» PROBLEM STATEMENT:
Every line of the material is to be quoted verbatim, minus the pictures.

» EXERCISE INPUTS:
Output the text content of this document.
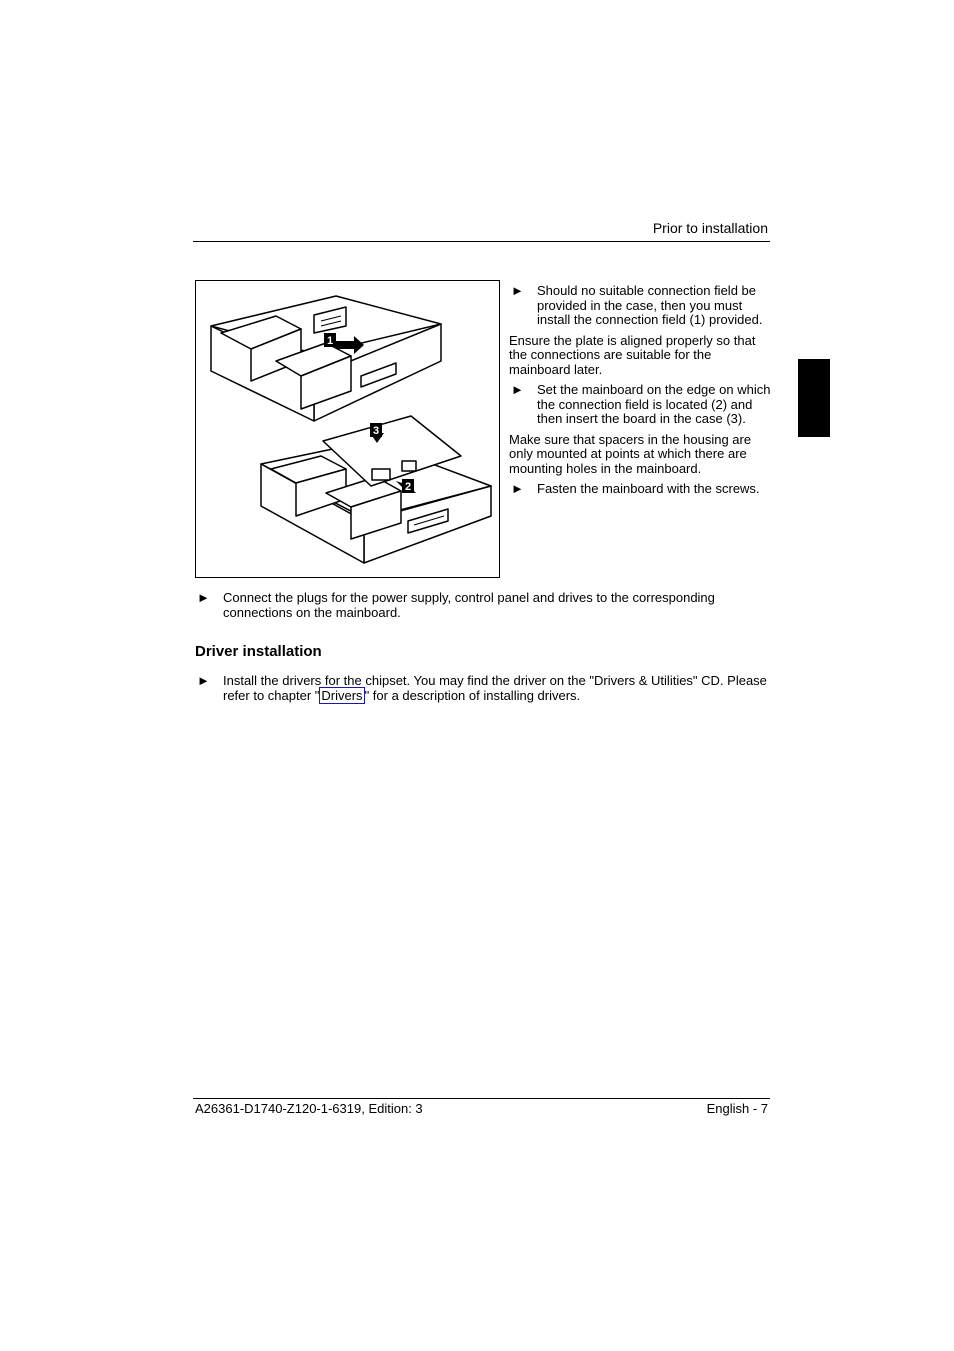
Prior to installation
1
3
2
► Should no suitable connection field be provided in the case, then you must install the connection field (1) provided.

Ensure the plate is aligned properly so that the connections are suitable for the mainboard later.

► Set the mainboard on the edge on which the connection field is located (2) and then insert the board in the case (3).

Make sure that spacers in the housing are only mounted at points at which there are mounting holes in the mainboard.

► Fasten the mainboard with the screws.
► Connect the plugs for the power supply, control panel and drives to the corresponding connections on the mainboard.
Driver installation
► Install the drivers for the chipset. You may find the driver on the "Drivers & Utilities" CD. Please refer to chapter " Drivers " for a description of installing drivers.
A26361-D1740-Z120-1-6319, Edition: 3	English - 7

» SOLUTION BELOW:
Output the text content of this document.
Prior to installation
1
3
2
► Should no suitable connection field be provided in the case, then you must install the connection field (1) provided.

Ensure the plate is aligned properly so that the connections are suitable for the mainboard later.

► Set the mainboard on the edge on which the connection field is located (2) and then insert the board in the case (3).

Make sure that spacers in the housing are only mounted at points at which there are mounting holes in the mainboard.

► Fasten the mainboard with the screws.
► Connect the plugs for the power supply, control panel and drives to the corresponding connections on the mainboard.
Driver installation
► Install the drivers for the chipset. You may find the driver on the "Drivers & Utilities" CD. Please refer to chapter " Drivers " for a description of installing drivers.
A26361-D1740-Z120-1-6319, Edition: 3	English - 7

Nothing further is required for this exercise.